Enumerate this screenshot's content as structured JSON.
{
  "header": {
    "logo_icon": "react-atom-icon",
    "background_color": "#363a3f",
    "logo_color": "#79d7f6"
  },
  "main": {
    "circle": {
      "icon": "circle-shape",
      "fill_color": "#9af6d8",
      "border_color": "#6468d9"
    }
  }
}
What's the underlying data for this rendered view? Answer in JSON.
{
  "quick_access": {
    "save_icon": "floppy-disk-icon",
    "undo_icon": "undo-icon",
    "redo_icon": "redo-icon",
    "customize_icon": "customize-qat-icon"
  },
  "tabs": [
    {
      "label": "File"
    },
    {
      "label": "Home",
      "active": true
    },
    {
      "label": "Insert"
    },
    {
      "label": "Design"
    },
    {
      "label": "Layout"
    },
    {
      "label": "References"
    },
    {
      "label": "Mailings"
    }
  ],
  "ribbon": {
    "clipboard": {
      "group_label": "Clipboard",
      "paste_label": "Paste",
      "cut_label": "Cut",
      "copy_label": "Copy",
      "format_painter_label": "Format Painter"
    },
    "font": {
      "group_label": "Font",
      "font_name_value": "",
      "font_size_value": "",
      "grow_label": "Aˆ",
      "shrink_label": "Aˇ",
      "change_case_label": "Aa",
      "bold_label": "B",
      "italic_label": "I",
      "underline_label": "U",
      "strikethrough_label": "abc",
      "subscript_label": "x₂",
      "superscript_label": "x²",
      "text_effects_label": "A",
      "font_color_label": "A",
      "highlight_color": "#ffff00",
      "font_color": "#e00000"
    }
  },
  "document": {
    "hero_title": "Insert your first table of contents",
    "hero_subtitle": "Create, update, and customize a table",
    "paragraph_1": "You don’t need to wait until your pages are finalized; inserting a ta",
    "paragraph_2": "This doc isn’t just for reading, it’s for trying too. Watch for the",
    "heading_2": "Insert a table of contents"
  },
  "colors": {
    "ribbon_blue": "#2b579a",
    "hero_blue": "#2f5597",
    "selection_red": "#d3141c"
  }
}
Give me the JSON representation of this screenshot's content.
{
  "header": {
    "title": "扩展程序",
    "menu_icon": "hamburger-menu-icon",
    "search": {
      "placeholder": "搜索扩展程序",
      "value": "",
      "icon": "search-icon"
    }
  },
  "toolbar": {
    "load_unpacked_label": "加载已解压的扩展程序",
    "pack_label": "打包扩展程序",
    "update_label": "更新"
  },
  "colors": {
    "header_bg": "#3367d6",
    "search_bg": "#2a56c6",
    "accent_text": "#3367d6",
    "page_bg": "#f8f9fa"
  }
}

§ §

*Required task*: What needs duplicating is the run of lines from the one containing "Give me the" through the last line of the entries above, exact and complete.

*Exercise result*:
Give me the JSON representation of this screenshot's content.
{
  "header": {
    "title": "扩展程序",
    "menu_icon": "hamburger-menu-icon",
    "search": {
      "placeholder": "搜索扩展程序",
      "value": "",
      "icon": "search-icon"
    }
  },
  "toolbar": {
    "load_unpacked_label": "加载已解压的扩展程序",
    "pack_label": "打包扩展程序",
    "update_label": "更新"
  },
  "colors": {
    "header_bg": "#3367d6",
    "search_bg": "#2a56c6",
    "accent_text": "#3367d6",
    "page_bg": "#f8f9fa"
  }
}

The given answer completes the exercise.